• Directions for this task: Would you write out the listing verbatim and skip every picture in it?

────────────────

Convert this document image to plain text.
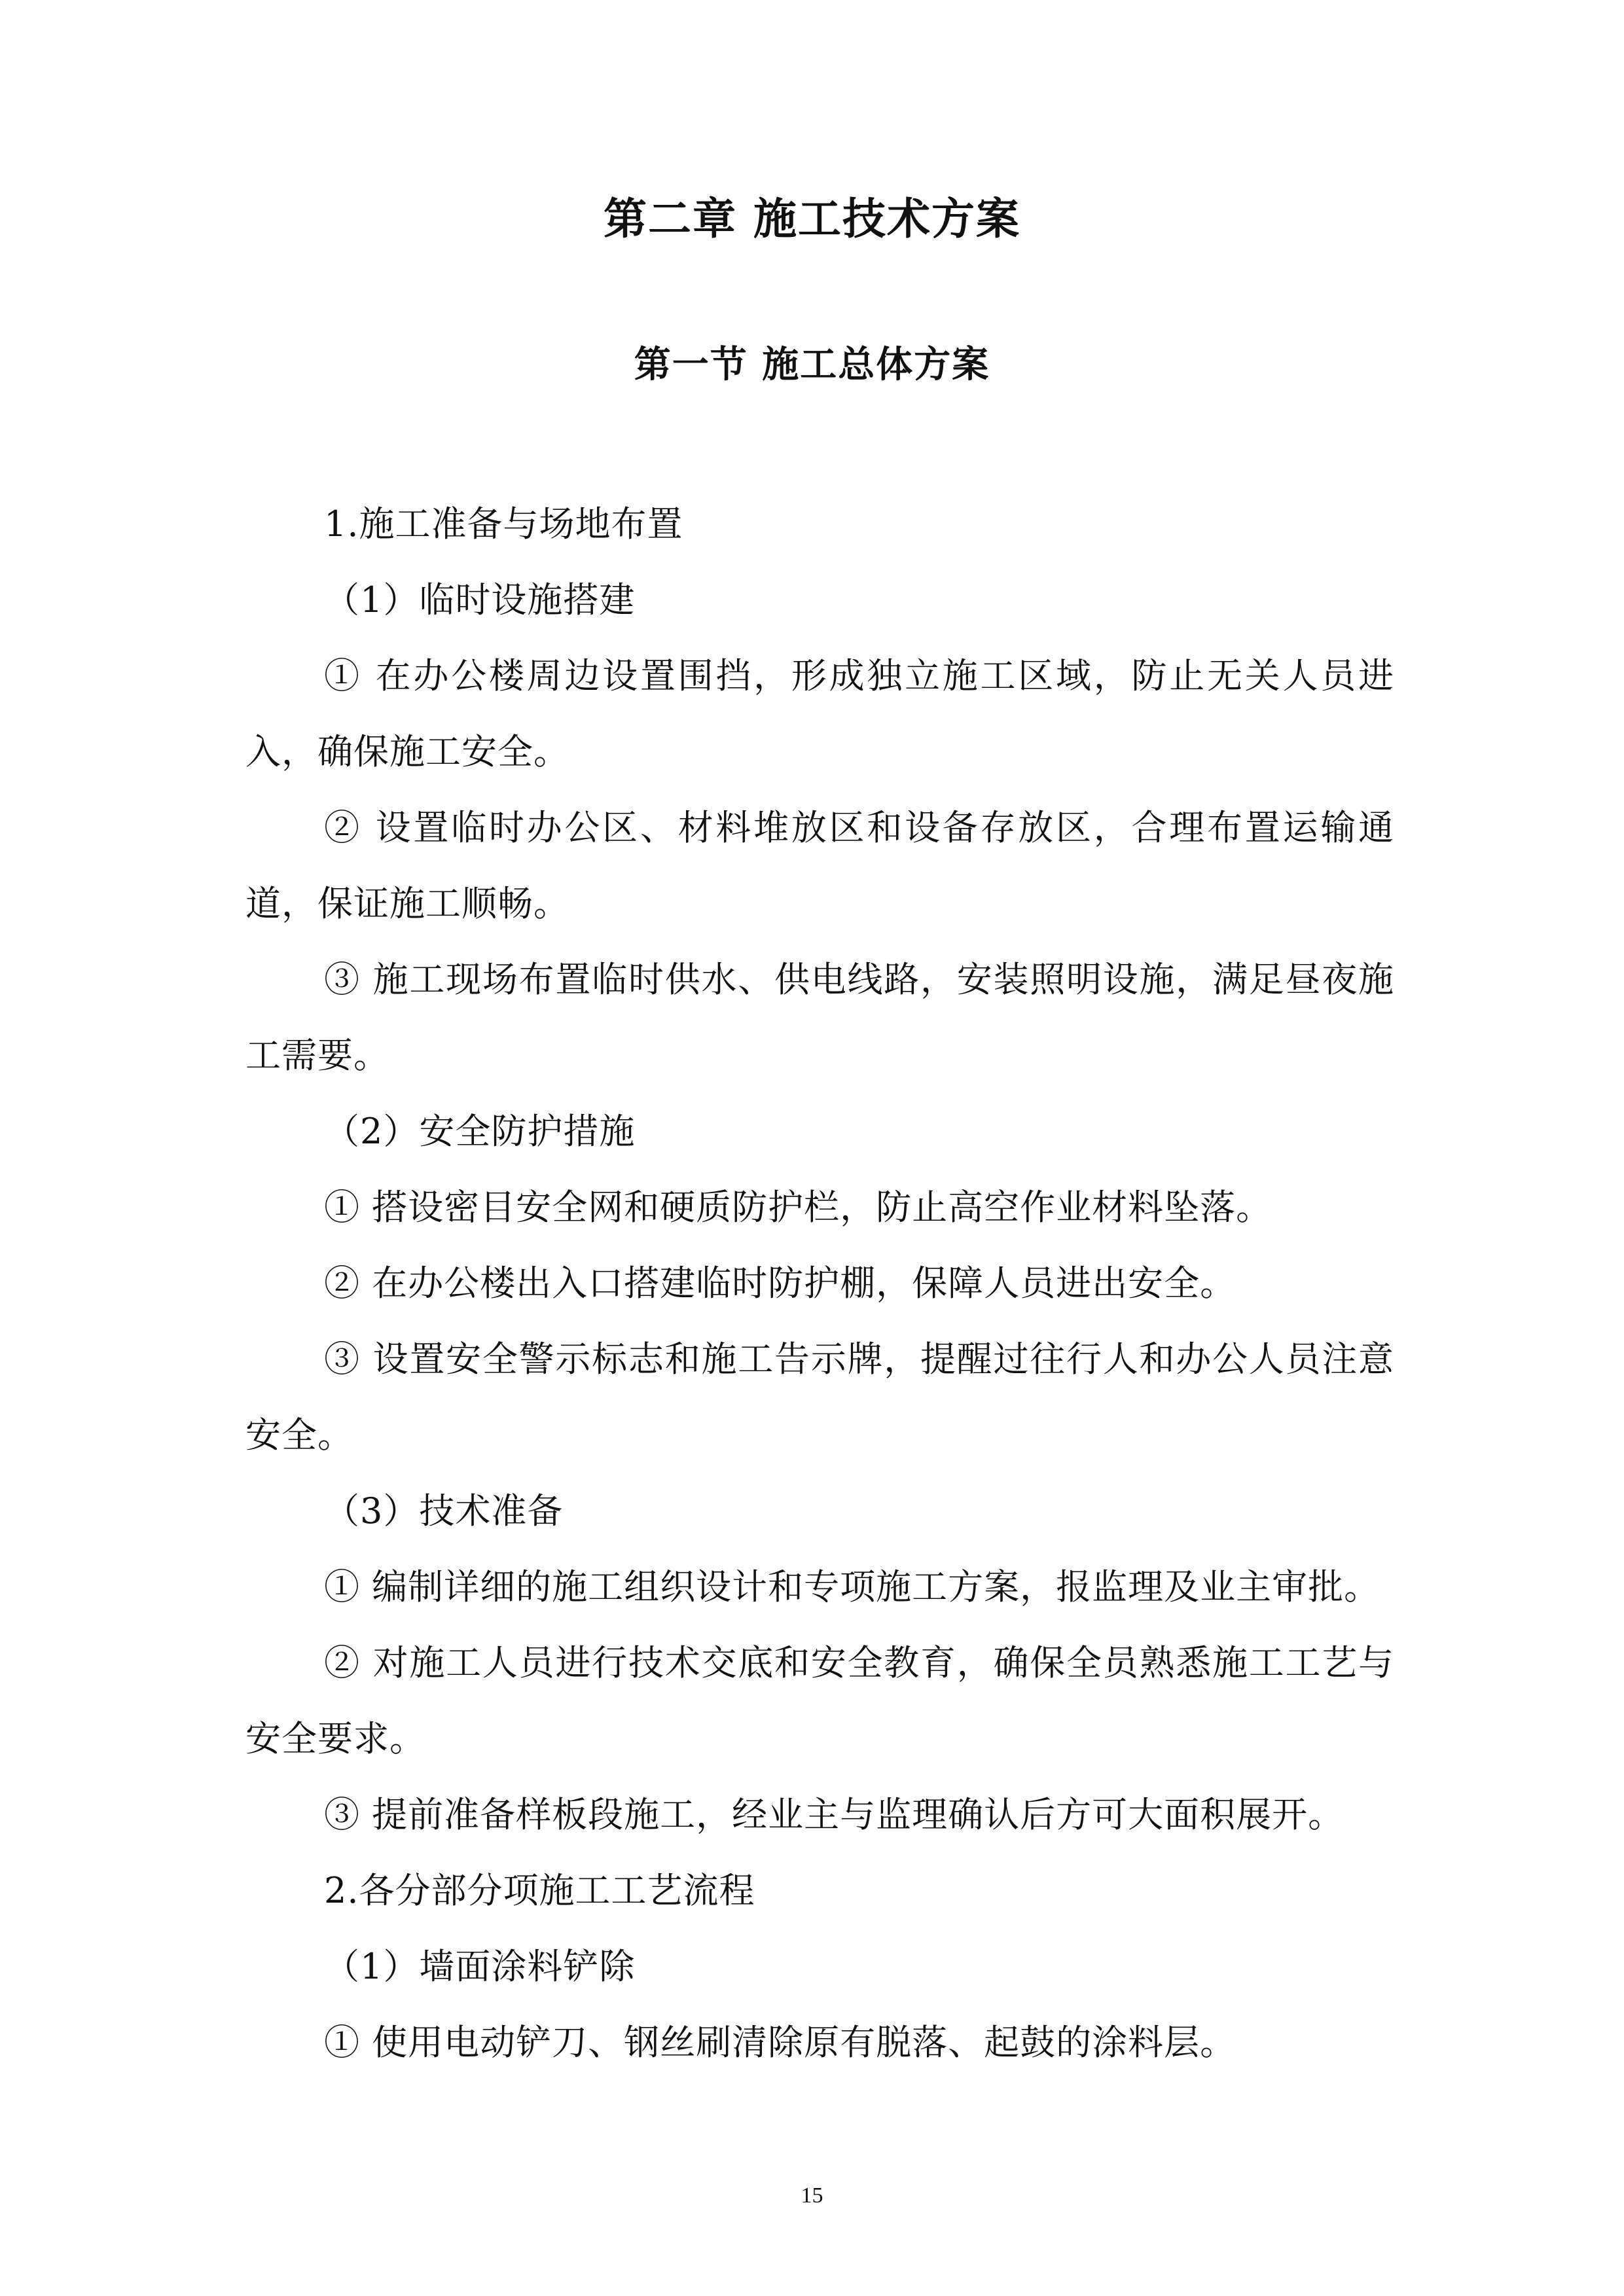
第二章 施工技术方案
第一节 施工总体方案

1.施工准备与场地布置

（1）临时设施搭建

① 在办公楼周边设置围挡，形成独立施工区域，防止无关人员进入，确保施工安全。

② 设置临时办公区、材料堆放区和设备存放区，合理布置运输通道，保证施工顺畅。

③ 施工现场布置临时供水、供电线路，安装照明设施，满足昼夜施工需要。

（2）安全防护措施

① 搭设密目安全网和硬质防护栏，防止高空作业材料坠落。

② 在办公楼出入口搭建临时防护棚，保障人员进出安全。

③ 设置安全警示标志和施工告示牌，提醒过往行人和办公人员注意安全。

（3）技术准备

① 编制详细的施工组织设计和专项施工方案，报监理及业主审批。

② 对施工人员进行技术交底和安全教育，确保全员熟悉施工工艺与安全要求。

③ 提前准备样板段施工，经业主与监理确认后方可大面积展开。

2.各分部分项施工工艺流程

（1）墙面涂料铲除

① 使用电动铲刀、钢丝刷清除原有脱落、起鼓的涂料层。

15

────────────────

• Answer for this exercise:
Convert this document image to plain text.
第二章 施工技术方案
第一节 施工总体方案

1.施工准备与场地布置

（1）临时设施搭建

① 在办公楼周边设置围挡，形成独立施工区域，防止无关人员进入，确保施工安全。

② 设置临时办公区、材料堆放区和设备存放区，合理布置运输通道，保证施工顺畅。

③ 施工现场布置临时供水、供电线路，安装照明设施，满足昼夜施工需要。

（2）安全防护措施

① 搭设密目安全网和硬质防护栏，防止高空作业材料坠落。

② 在办公楼出入口搭建临时防护棚，保障人员进出安全。

③ 设置安全警示标志和施工告示牌，提醒过往行人和办公人员注意安全。

（3）技术准备

① 编制详细的施工组织设计和专项施工方案，报监理及业主审批。

② 对施工人员进行技术交底和安全教育，确保全员熟悉施工工艺与安全要求。

③ 提前准备样板段施工，经业主与监理确认后方可大面积展开。

2.各分部分项施工工艺流程

（1）墙面涂料铲除

① 使用电动铲刀、钢丝刷清除原有脱落、起鼓的涂料层。

15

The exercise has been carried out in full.